== Exercise prompt ==
From the listing below, pick out each line with the word "الصفات".

== Task material ==
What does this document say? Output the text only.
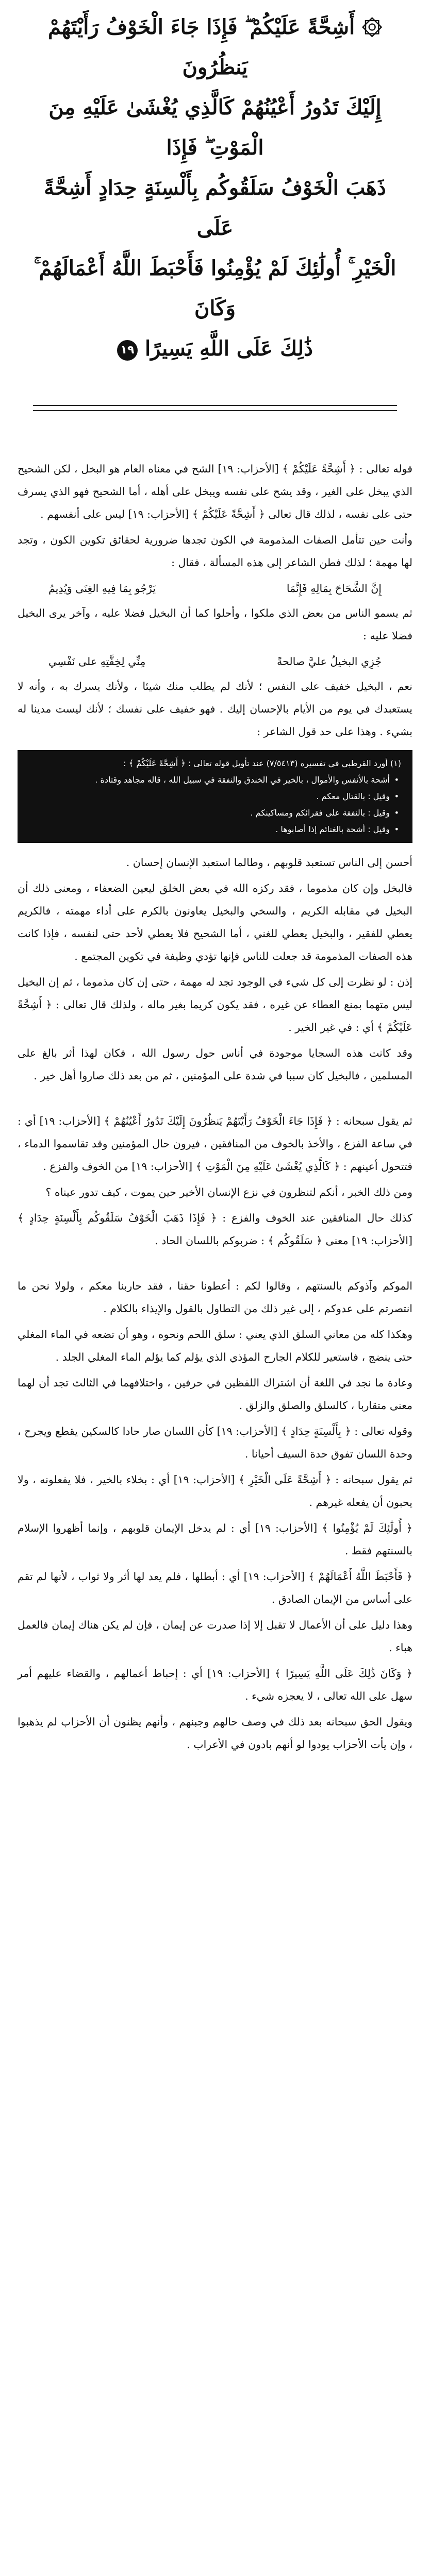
۞ أَشِحَّةً عَلَيْكُمْ ۖ فَإِذَا جَاءَ الْخَوْفُ رَأَيْتَهُمْ يَنظُرُونَ
إِلَيْكَ تَدُورُ أَعْيُنُهُمْ كَالَّذِي يُغْشَىٰ عَلَيْهِ مِنَ الْمَوْتِ ۖ فَإِذَا
ذَهَبَ الْخَوْفُ سَلَقُوكُم بِأَلْسِنَةٍ حِدَادٍ أَشِحَّةً عَلَى
الْخَيْرِ ۚ أُولَٰئِكَ لَمْ يُؤْمِنُوا فَأَحْبَطَ اللَّهُ أَعْمَالَهُمْ ۚ وَكَانَ
ذَٰلِكَ عَلَى اللَّهِ يَسِيرًا ١٩

قوله تعالى : ﴿ أَشِحَّةً عَلَيْكُمْ ﴾ [الأحزاب: ١٩] الشح في معناه العام هو البخل ، لكن الشحيح الذي يبخل على الغير ، وقد يشح على نفسه ويبخل على أهله ، أما الشحيح فهو الذي يسرف حتى على نفسه ، لذلك قال تعالى ﴿ أَشِحَّةً عَلَيْكُمْ ﴾ [الأحزاب: ١٩] ليس على أنفسهم .

وأنت حين تتأمل الصفات المذمومة في الكون تجدها ضرورية لحقائق تكوين الكون ، وتجد لها مهمة ؛ لذلك فطن الشاعر إلى هذه المسألة ، فقال :

إِنَّ الشَّحَاحَ بِمَالِهِ فَإِنَّمَا
يَرْجُو بِمَا فِيهِ الغِنَى وَيُدِيمُ

ثم يسمو الناس من بعض الذي ملكوا ، وأحلوا كما أن البخيل فضلا عليه ، وآخر يرى البخيل فضلا عليه :

جُزِي البخيلُ عليَّ صالحةً
مِنِّي لِخِفَّتِهِ على نَفْسِي

نعم ، البخيل خفيف على النفس ؛ لأنك لم يطلب منك شيئا ، ولأنك يسرك به ، وأنه لا يستعبدك في يوم من الأيام بالإحسان إليك . فهو خفيف على نفسك ؛ لأنك ليست مدينا له بشيء . وهذا على حد قول الشاعر :

(١) أورد القرطبي في تفسيره (٧/٥٤١٣) عند تأويل قوله تعالى : ﴿ أَشِحَّةً عَلَيْكُمْ ﴾ :
• أشحة بالأنفس والأموال ، بالخير في الخندق والنفقة في سبيل الله ، قاله مجاهد وقتادة .
• وقيل : بالقتال معكم .
• وقيل : بالنفقة على فقرائكم ومساكينكم .
• وقيل : أشحة بالغنائم إذا أصابوها .

أحسن إلى الناس تستعبد قلوبهم ، وطالما استعبد الإنسان إحسان .

فالبخل وإن كان مذموما ، فقد ركزه الله في بعض الخلق ليعين الضعفاء ، ومعنى ذلك أن البخيل في مقابله الكريم ، والسخي والبخيل يعاونون بالكرم على أداء مهمته ، فالكريم يعطي للفقير ، والبخيل يعطي للغني ، أما الشحيح فلا يعطي لأحد حتى لنفسه ، فإذا كانت هذه الصفات المذمومة قد جعلت للناس فإنها تؤدي وظيفة في تكوين المجتمع .

إذن : لو نظرت إلى كل شيء في الوجود تجد له مهمة ، حتى إن كان مذموما ، ثم إن البخيل ليس متهما بمنع العطاء عن غيره ، فقد يكون كريما بغير ماله ، ولذلك قال تعالى : ﴿ أَشِحَّةً عَلَيْكُمْ ﴾ أي : في غير الخير .

وقد كانت هذه السجايا موجودة في أناس حول رسول الله ، فكان لهذا أثر بالغ على المسلمين ، فالبخيل كان سببا في شدة على المؤمنين ، ثم من بعد ذلك صاروا أهل خير .

ثم يقول سبحانه : ﴿ فَإِذَا جَاءَ الْخَوْفُ رَأَيْتَهُمْ يَنظُرُونَ إِلَيْكَ تَدُورُ أَعْيُنُهُمْ ﴾ [الأحزاب: ١٩] أي : في ساعة الفزع ، والأخذ بالخوف من المنافقين ، فيرون حال المؤمنين وقد تقاسموا الدماء ، فتتحول أعينهم : ﴿ كَالَّذِي يُغْشَىٰ عَلَيْهِ مِنَ الْمَوْتِ ﴾ [الأحزاب: ١٩] من الخوف والفزع .

ومن ذلك الخبر ، أنكم لتنظرون في نزع الإنسان الأخير حين يموت ، كيف تدور عيناه ؟

كذلك حال المنافقين عند الخوف والفزع : ﴿ فَإِذَا ذَهَبَ الْخَوْفُ سَلَقُوكُم بِأَلْسِنَةٍ حِدَادٍ ﴾ [الأحزاب: ١٩] معنى ﴿ سَلَقُوكُم ﴾ : ضربوكم باللسان الحاد .

الموكم وآذوكم بالسنتهم ، وقالوا لكم : أعطونا حقنا ، فقد حاربنا معكم ، ولولا نحن ما انتصرتم على عدوكم ، إلى غير ذلك من التطاول بالقول والإيذاء بالكلام .

وهكذا كله من معاني السلق الذي يعني : سلق اللحم ونحوه ، وهو أن تضعه في الماء المغلي حتى ينضج ، فاستعير للكلام الجارح المؤذي الذي يؤلم كما يؤلم الماء المغلي الجلد .

وعادة ما نجد في اللغة أن اشتراك اللفظين في حرفين ، واختلافهما في الثالث تجد أن لهما معنى متقاربا ، كالسلق والصلق والزلق .

وقوله تعالى : ﴿ بِأَلْسِنَةٍ حِدَادٍ ﴾ [الأحزاب: ١٩] كأن اللسان صار حادا كالسكين يقطع ويجرح ، وحدة اللسان تفوق حدة السيف أحيانا .

ثم يقول سبحانه : ﴿ أَشِحَّةً عَلَى الْخَيْرِ ﴾ [الأحزاب: ١٩] أي : بخلاء بالخير ، فلا يفعلونه ، ولا يحبون أن يفعله غيرهم .

﴿ أُولَٰئِكَ لَمْ يُؤْمِنُوا ﴾ [الأحزاب: ١٩] أي : لم يدخل الإيمان قلوبهم ، وإنما أظهروا الإسلام بالسنتهم فقط .

﴿ فَأَحْبَطَ اللَّهُ أَعْمَالَهُمْ ﴾ [الأحزاب: ١٩] أي : أبطلها ، فلم يعد لها أثر ولا ثواب ، لأنها لم تقم على أساس من الإيمان الصادق .

وهذا دليل على أن الأعمال لا تقبل إلا إذا صدرت عن إيمان ، فإن لم يكن هناك إيمان فالعمل هباء .

﴿ وَكَانَ ذَٰلِكَ عَلَى اللَّهِ يَسِيرًا ﴾ [الأحزاب: ١٩] أي : إحباط أعمالهم ، والقضاء عليهم أمر سهل على الله تعالى ، لا يعجزه شيء .

ويقول الحق سبحانه بعد ذلك في وصف حالهم وجبنهم ، وأنهم يظنون أن الأحزاب لم يذهبوا ، وإن يأت الأحزاب يودوا لو أنهم بادون في الأعراب .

== Task result ==
وأنت حين تتأمل الصفات المذمومة في الكون تجدها ضرورية لحقائق تكوين الكون ، وتجد لها مهمة ؛ لذلك فطن الشاعر إلى هذه المسألة ، فقال :
فالبخل وإن كان مذموما ، فقد ركزه الله في بعض الخلق ليعين الضعفاء ، ومعنى ذلك أن البخيل في مقابله الكريم ، والسخي والبخيل يعاونون بالكرم على أداء مهمته ، فالكريم يعطي للفقير ، والبخيل يعطي للغني ، أما الشحيح فلا يعطي لأحد حتى لنفسه ، فإذا كانت هذه الصفات المذمومة قد جعلت للناس فإنها تؤدي وظيفة في تكوين المجتمع .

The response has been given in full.